**Aim of the task**
Every record below is to be retyped exactly.

**Task data**
* Begin *
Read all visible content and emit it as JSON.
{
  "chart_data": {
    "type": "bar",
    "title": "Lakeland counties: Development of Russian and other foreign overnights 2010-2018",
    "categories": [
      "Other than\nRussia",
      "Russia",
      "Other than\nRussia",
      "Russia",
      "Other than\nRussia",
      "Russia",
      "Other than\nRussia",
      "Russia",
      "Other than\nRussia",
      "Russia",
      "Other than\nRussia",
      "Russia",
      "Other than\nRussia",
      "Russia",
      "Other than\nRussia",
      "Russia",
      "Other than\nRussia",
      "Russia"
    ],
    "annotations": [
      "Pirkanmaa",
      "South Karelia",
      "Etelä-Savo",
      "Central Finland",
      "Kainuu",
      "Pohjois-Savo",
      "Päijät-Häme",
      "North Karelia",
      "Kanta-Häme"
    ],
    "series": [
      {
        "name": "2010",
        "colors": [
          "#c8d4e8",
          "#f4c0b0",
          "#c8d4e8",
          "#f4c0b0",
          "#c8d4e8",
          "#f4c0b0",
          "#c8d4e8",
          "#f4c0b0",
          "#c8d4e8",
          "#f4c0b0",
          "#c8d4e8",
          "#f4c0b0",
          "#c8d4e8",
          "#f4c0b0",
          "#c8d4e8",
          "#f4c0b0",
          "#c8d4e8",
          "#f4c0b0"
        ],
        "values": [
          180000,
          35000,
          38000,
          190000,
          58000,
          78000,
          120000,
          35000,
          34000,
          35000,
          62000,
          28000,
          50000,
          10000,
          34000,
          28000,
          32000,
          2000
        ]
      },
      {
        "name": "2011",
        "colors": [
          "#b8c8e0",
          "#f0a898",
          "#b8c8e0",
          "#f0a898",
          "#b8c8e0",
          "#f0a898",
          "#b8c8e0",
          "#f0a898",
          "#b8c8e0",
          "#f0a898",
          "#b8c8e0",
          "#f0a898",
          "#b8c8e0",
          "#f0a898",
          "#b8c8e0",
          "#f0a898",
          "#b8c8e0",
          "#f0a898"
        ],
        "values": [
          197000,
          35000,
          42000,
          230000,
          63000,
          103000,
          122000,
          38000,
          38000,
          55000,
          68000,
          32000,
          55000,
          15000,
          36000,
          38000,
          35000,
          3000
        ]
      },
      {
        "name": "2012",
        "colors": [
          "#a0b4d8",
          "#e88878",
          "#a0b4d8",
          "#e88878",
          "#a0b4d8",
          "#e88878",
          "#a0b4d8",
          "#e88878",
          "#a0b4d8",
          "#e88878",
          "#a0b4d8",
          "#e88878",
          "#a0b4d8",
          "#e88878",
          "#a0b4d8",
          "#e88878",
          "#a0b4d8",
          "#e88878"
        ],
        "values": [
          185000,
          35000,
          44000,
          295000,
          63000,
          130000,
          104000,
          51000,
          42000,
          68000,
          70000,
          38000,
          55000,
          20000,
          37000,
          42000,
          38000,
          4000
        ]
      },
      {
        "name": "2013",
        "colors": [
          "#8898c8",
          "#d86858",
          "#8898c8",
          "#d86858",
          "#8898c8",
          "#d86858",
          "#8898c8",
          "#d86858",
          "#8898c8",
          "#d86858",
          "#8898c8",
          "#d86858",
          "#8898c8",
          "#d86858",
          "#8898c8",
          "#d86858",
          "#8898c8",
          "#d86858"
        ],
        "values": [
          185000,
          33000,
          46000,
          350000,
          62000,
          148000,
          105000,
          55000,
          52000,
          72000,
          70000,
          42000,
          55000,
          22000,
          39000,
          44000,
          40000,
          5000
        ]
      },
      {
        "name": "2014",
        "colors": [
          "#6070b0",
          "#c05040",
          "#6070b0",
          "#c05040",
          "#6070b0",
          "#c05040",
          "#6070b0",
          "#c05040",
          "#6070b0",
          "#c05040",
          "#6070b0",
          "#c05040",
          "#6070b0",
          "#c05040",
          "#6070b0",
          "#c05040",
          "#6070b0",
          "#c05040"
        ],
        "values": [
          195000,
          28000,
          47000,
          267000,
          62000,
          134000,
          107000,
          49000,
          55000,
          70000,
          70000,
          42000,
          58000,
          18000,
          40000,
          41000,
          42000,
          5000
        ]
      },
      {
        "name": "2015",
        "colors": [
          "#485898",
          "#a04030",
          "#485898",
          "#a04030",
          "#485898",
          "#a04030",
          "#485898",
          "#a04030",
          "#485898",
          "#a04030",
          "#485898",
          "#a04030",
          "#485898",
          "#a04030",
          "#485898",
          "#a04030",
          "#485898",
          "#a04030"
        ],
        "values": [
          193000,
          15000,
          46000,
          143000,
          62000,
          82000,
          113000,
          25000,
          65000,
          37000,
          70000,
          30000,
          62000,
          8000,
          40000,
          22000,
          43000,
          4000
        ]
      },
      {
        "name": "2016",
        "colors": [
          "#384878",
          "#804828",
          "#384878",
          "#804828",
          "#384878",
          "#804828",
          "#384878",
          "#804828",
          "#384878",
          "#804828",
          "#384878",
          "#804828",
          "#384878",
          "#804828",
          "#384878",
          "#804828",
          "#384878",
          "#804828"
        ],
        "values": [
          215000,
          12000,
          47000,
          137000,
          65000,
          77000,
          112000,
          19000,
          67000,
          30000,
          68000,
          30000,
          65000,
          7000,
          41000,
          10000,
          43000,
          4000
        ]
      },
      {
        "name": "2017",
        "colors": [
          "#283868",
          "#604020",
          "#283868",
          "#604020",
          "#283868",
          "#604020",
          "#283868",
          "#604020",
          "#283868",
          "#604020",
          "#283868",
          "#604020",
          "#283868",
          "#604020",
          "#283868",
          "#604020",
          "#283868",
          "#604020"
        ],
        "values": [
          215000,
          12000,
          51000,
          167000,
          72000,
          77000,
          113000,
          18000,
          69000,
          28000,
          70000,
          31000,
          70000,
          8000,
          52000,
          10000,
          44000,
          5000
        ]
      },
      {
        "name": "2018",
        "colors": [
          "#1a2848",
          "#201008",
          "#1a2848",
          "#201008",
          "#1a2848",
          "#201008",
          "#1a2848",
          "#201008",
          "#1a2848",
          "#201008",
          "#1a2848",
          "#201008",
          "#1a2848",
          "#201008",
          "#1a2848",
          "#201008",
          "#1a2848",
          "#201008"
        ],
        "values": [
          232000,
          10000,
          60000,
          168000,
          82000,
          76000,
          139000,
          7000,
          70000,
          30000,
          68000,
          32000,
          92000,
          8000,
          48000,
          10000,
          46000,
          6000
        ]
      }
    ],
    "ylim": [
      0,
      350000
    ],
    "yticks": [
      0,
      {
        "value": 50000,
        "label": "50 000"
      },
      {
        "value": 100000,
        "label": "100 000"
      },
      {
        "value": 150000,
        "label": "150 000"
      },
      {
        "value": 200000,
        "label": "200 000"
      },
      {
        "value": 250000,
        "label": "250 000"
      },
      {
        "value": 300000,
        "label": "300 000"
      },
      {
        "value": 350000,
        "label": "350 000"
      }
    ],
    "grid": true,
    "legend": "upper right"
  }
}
* End *
**Task response**
Read all visible content and emit it as JSON.
{
  "chart_data": {
    "type": "bar",
    "title": "Lakeland counties: Development of Russian and other foreign overnights 2010-2018",
    "categories": [
      "Other than\nRussia",
      "Russia",
      "Other than\nRussia",
      "Russia",
      "Other than\nRussia",
      "Russia",
      "Other than\nRussia",
      "Russia",
      "Other than\nRussia",
      "Russia",
      "Other than\nRussia",
      "Russia",
      "Other than\nRussia",
      "Russia",
      "Other than\nRussia",
      "Russia",
      "Other than\nRussia",
      "Russia"
    ],
    "annotations": [
      "Pirkanmaa",
      "South Karelia",
      "Etelä-Savo",
      "Central Finland",
      "Kainuu",
      "Pohjois-Savo",
      "Päijät-Häme",
      "North Karelia",
      "Kanta-Häme"
    ],
    "series": [
      {
        "name": "2010",
        "colors": [
          "#c8d4e8",
          "#f4c0b0",
          "#c8d4e8",
          "#f4c0b0",
          "#c8d4e8",
          "#f4c0b0",
          "#c8d4e8",
          "#f4c0b0",
          "#c8d4e8",
          "#f4c0b0",
          "#c8d4e8",
          "#f4c0b0",
          "#c8d4e8",
          "#f4c0b0",
          "#c8d4e8",
          "#f4c0b0",
          "#c8d4e8",
          "#f4c0b0"
        ],
        "values": [
          180000,
          35000,
          38000,
          190000,
          58000,
          78000,
          120000,
          35000,
          34000,
          35000,
          62000,
          28000,
          50000,
          10000,
          34000,
          28000,
          32000,
          2000
        ]
      },
      {
        "name": "2011",
        "colors": [
          "#b8c8e0",
          "#f0a898",
          "#b8c8e0",
          "#f0a898",
          "#b8c8e0",
          "#f0a898",
          "#b8c8e0",
          "#f0a898",
          "#b8c8e0",
          "#f0a898",
          "#b8c8e0",
          "#f0a898",
          "#b8c8e0",
          "#f0a898",
          "#b8c8e0",
          "#f0a898",
          "#b8c8e0",
          "#f0a898"
        ],
        "values": [
          197000,
          35000,
          42000,
          230000,
          63000,
          103000,
          122000,
          38000,
          38000,
          55000,
          68000,
          32000,
          55000,
          15000,
          36000,
          38000,
          35000,
          3000
        ]
      },
      {
        "name": "2012",
        "colors": [
          "#a0b4d8",
          "#e88878",
          "#a0b4d8",
          "#e88878",
          "#a0b4d8",
          "#e88878",
          "#a0b4d8",
          "#e88878",
          "#a0b4d8",
          "#e88878",
          "#a0b4d8",
          "#e88878",
          "#a0b4d8",
          "#e88878",
          "#a0b4d8",
          "#e88878",
          "#a0b4d8",
          "#e88878"
        ],
        "values": [
          185000,
          35000,
          44000,
          295000,
          63000,
          130000,
          104000,
          51000,
          42000,
          68000,
          70000,
          38000,
          55000,
          20000,
          37000,
          42000,
          38000,
          4000
        ]
      },
      {
        "name": "2013",
        "colors": [
          "#8898c8",
          "#d86858",
          "#8898c8",
          "#d86858",
          "#8898c8",
          "#d86858",
          "#8898c8",
          "#d86858",
          "#8898c8",
          "#d86858",
          "#8898c8",
          "#d86858",
          "#8898c8",
          "#d86858",
          "#8898c8",
          "#d86858",
          "#8898c8",
          "#d86858"
        ],
        "values": [
          185000,
          33000,
          46000,
          350000,
          62000,
          148000,
          105000,
          55000,
          52000,
          72000,
          70000,
          42000,
          55000,
          22000,
          39000,
          44000,
          40000,
          5000
        ]
      },
      {
        "name": "2014",
        "colors": [
          "#6070b0",
          "#c05040",
          "#6070b0",
          "#c05040",
          "#6070b0",
          "#c05040",
          "#6070b0",
          "#c05040",
          "#6070b0",
          "#c05040",
          "#6070b0",
          "#c05040",
          "#6070b0",
          "#c05040",
          "#6070b0",
          "#c05040",
          "#6070b0",
          "#c05040"
        ],
        "values": [
          195000,
          28000,
          47000,
          267000,
          62000,
          134000,
          107000,
          49000,
          55000,
          70000,
          70000,
          42000,
          58000,
          18000,
          40000,
          41000,
          42000,
          5000
        ]
      },
      {
        "name": "2015",
        "colors": [
          "#485898",
          "#a04030",
          "#485898",
          "#a04030",
          "#485898",
          "#a04030",
          "#485898",
          "#a04030",
          "#485898",
          "#a04030",
          "#485898",
          "#a04030",
          "#485898",
          "#a04030",
          "#485898",
          "#a04030",
          "#485898",
          "#a04030"
        ],
        "values": [
          193000,
          15000,
          46000,
          143000,
          62000,
          82000,
          113000,
          25000,
          65000,
          37000,
          70000,
          30000,
          62000,
          8000,
          40000,
          22000,
          43000,
          4000
        ]
      },
      {
        "name": "2016",
        "colors": [
          "#384878",
          "#804828",
          "#384878",
          "#804828",
          "#384878",
          "#804828",
          "#384878",
          "#804828",
          "#384878",
          "#804828",
          "#384878",
          "#804828",
          "#384878",
          "#804828",
          "#384878",
          "#804828",
          "#384878",
          "#804828"
        ],
        "values": [
          215000,
          12000,
          47000,
          137000,
          65000,
          77000,
          112000,
          19000,
          67000,
          30000,
          68000,
          30000,
          65000,
          7000,
          41000,
          10000,
          43000,
          4000
        ]
      },
      {
        "name": "2017",
        "colors": [
          "#283868",
          "#604020",
          "#283868",
          "#604020",
          "#283868",
          "#604020",
          "#283868",
          "#604020",
          "#283868",
          "#604020",
          "#283868",
          "#604020",
          "#283868",
          "#604020",
          "#283868",
          "#604020",
          "#283868",
          "#604020"
        ],
        "values": [
          215000,
          12000,
          51000,
          167000,
          72000,
          77000,
          113000,
          18000,
          69000,
          28000,
          70000,
          31000,
          70000,
          8000,
          52000,
          10000,
          44000,
          5000
        ]
      },
      {
        "name": "2018",
        "colors": [
          "#1a2848",
          "#201008",
          "#1a2848",
          "#201008",
          "#1a2848",
          "#201008",
          "#1a2848",
          "#201008",
          "#1a2848",
          "#201008",
          "#1a2848",
          "#201008",
          "#1a2848",
          "#201008",
          "#1a2848",
          "#201008",
          "#1a2848",
          "#201008"
        ],
        "values": [
          232000,
          10000,
          60000,
          168000,
          82000,
          76000,
          139000,
          7000,
          70000,
          30000,
          68000,
          32000,
          92000,
          8000,
          48000,
          10000,
          46000,
          6000
        ]
      }
    ],
    "ylim": [
      0,
      350000
    ],
    "yticks": [
      0,
      {
        "value": 50000,
        "label": "50 000"
      },
      {
        "value": 100000,
        "label": "100 000"
      },
      {
        "value": 150000,
        "label": "150 000"
      },
      {
        "value": 200000,
        "label": "200 000"
      },
      {
        "value": 250000,
        "label": "250 000"
      },
      {
        "value": 300000,
        "label": "300 000"
      },
      {
        "value": 350000,
        "label": "350 000"
      }
    ],
    "grid": true,
    "legend": "upper right"
  }
}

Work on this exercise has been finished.